[What to work on]:
Retype all material exactly. Pictures stay out of the copy.

[Dataset extract]:
■ ■ ■

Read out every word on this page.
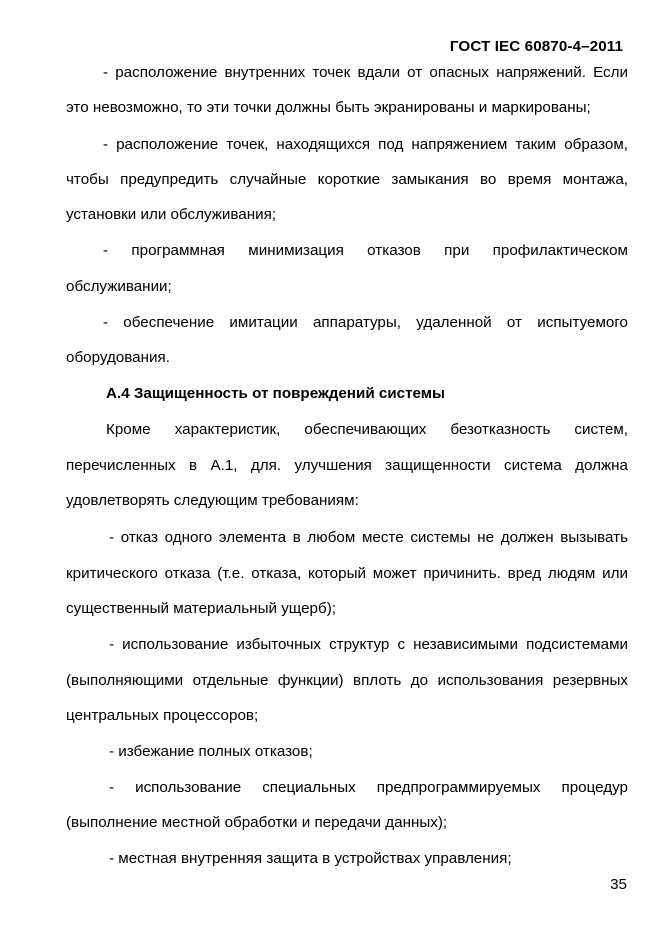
ГОСТ IEC 60870-4–2011
- расположение внутренних точек вдали от опасных напряжений. Если
это невозможно, то эти точки должны быть экранированы и маркированы;
- расположение точек, находящихся под напряжением таким образом,
чтобы предупредить случайные короткие замыкания во время монтажа,
установки или обслуживания;
- программная минимизация отказов при профилактическом
обслуживании;
- обеспечение имитации аппаратуры, удаленной от испытуемого
оборудования.
А.4 Защищенность от повреждений системы
Кроме характеристик, обеспечивающих безотказность систем,
перечисленных в А.1, для. улучшения защищенности система должна
удовлетворять следующим требованиям:
- отказ одного элемента в любом месте системы не должен вызывать
критического отказа (т.е. отказа, который может причинить. вред людям или
существенный материальный ущерб);
- использование избыточных структур с независимыми подсистемами
(выполняющими отдельные функции) вплоть до использования резервных
центральных процессоров;
- избежание полных отказов;
- использование специальных предпрограммируемых процедур
(выполнение местной обработки и передачи данных);
- местная внутренняя защита в устройствах управления;
35
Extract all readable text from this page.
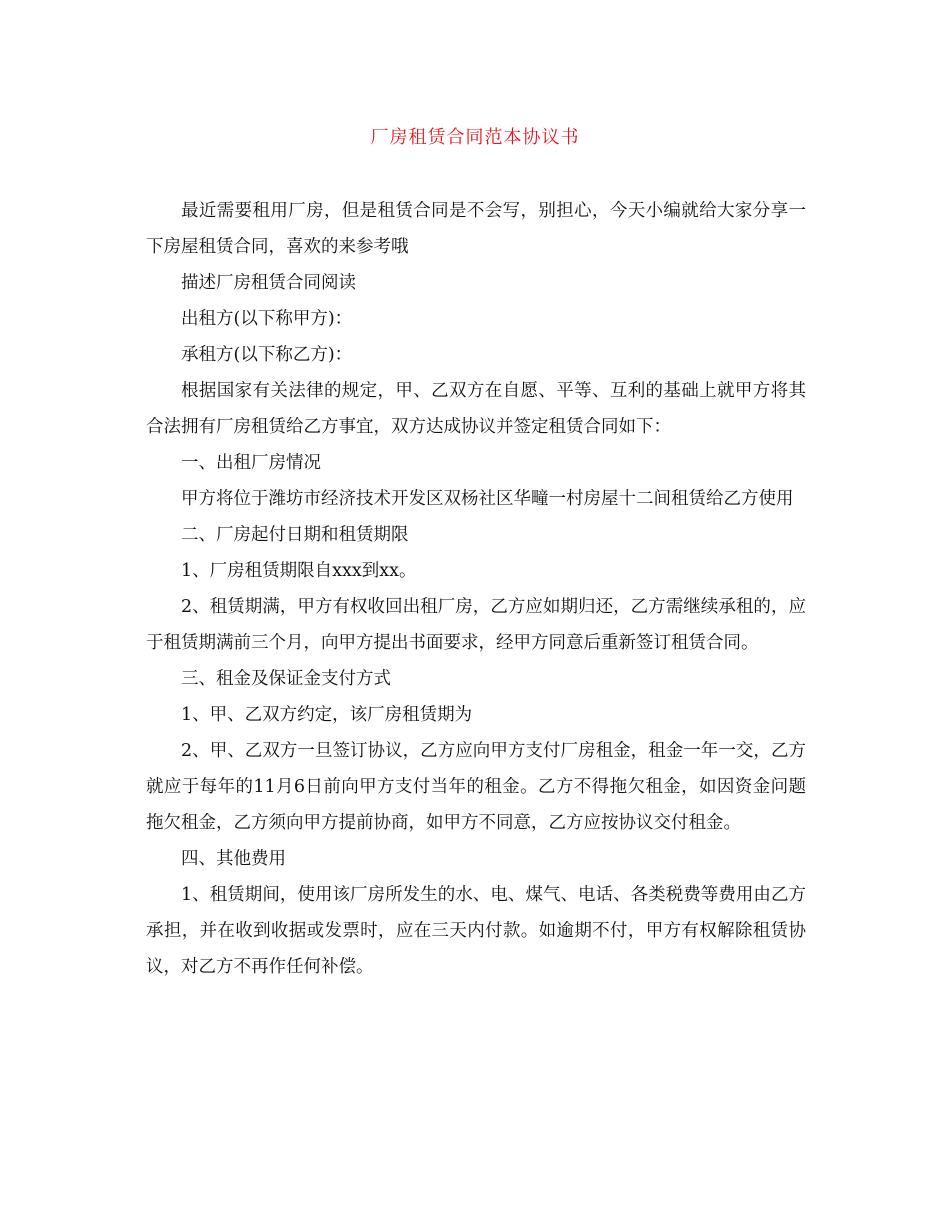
厂房租赁合同范本协议书

最近需要租用厂房，但是租赁合同是不会写，别担心，今天小编就给大家分享一下房屋租赁合同，喜欢的来参考哦

描述厂房租赁合同阅读

出租方(以下称甲方)：

承租方(以下称乙方)：

根据国家有关法律的规定，甲、乙双方在自愿、平等、互利的基础上就甲方将其合法拥有厂房租赁给乙方事宜，双方达成协议并签定租赁合同如下：

一、出租厂房情况

甲方将位于潍坊市经济技术开发区双杨社区华疃一村房屋十二间租赁给乙方使用

二、厂房起付日期和租赁期限

1、厂房租赁期限自xxx到xx。

2、租赁期满，甲方有权收回出租厂房，乙方应如期归还，乙方需继续承租的，应于租赁期满前三个月，向甲方提出书面要求，经甲方同意后重新签订租赁合同。

三、租金及保证金支付方式

1、甲、乙双方约定，该厂房租赁期为

2、甲、乙双方一旦签订协议，乙方应向甲方支付厂房租金，租金一年一交，乙方就应于每年的11月6日前向甲方支付当年的租金。乙方不得拖欠租金，如因资金问题拖欠租金，乙方须向甲方提前协商，如甲方不同意，乙方应按协议交付租金。

四、其他费用

1、租赁期间，使用该厂房所发生的水、电、煤气、电话、各类税费等费用由乙方承担，并在收到收据或发票时，应在三天内付款。如逾期不付，甲方有权解除租赁协议，对乙方不再作任何补偿。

■ ■ ■

[Problem solution]:
Read out every word on this page.
ГОСТ IEC 60870-4–2011
- расположение внутренних точек вдали от опасных напряжений. Если
это невозможно, то эти точки должны быть экранированы и маркированы;
- расположение точек, находящихся под напряжением таким образом,
чтобы предупредить случайные короткие замыкания во время монтажа,
установки или обслуживания;
- программная минимизация отказов при профилактическом
обслуживании;
- обеспечение имитации аппаратуры, удаленной от испытуемого
оборудования.
А.4 Защищенность от повреждений системы
Кроме характеристик, обеспечивающих безотказность систем,
перечисленных в А.1, для. улучшения защищенности система должна
удовлетворять следующим требованиям:
- отказ одного элемента в любом месте системы не должен вызывать
критического отказа (т.е. отказа, который может причинить. вред людям или
существенный материальный ущерб);
- использование избыточных структур с независимыми подсистемами
(выполняющими отдельные функции) вплоть до использования резервных
центральных процессоров;
- избежание полных отказов;
- использование специальных предпрограммируемых процедур
(выполнение местной обработки и передачи данных);
- местная внутренняя защита в устройствах управления;
35
Extract all readable text from this page.
厂房租赁合同范本协议书

最近需要租用厂房，但是租赁合同是不会写，别担心，今天小编就给大家分享一下房屋租赁合同，喜欢的来参考哦

描述厂房租赁合同阅读

出租方(以下称甲方)：

承租方(以下称乙方)：

根据国家有关法律的规定，甲、乙双方在自愿、平等、互利的基础上就甲方将其合法拥有厂房租赁给乙方事宜，双方达成协议并签定租赁合同如下：

一、出租厂房情况

甲方将位于潍坊市经济技术开发区双杨社区华疃一村房屋十二间租赁给乙方使用

二、厂房起付日期和租赁期限

1、厂房租赁期限自xxx到xx。

2、租赁期满，甲方有权收回出租厂房，乙方应如期归还，乙方需继续承租的，应于租赁期满前三个月，向甲方提出书面要求，经甲方同意后重新签订租赁合同。

三、租金及保证金支付方式

1、甲、乙双方约定，该厂房租赁期为

2、甲、乙双方一旦签订协议，乙方应向甲方支付厂房租金，租金一年一交，乙方就应于每年的11月6日前向甲方支付当年的租金。乙方不得拖欠租金，如因资金问题拖欠租金，乙方须向甲方提前协商，如甲方不同意，乙方应按协议交付租金。

四、其他费用

1、租赁期间，使用该厂房所发生的水、电、煤气、电话、各类税费等费用由乙方承担，并在收到收据或发票时，应在三天内付款。如逾期不付，甲方有权解除租赁协议，对乙方不再作任何补偿。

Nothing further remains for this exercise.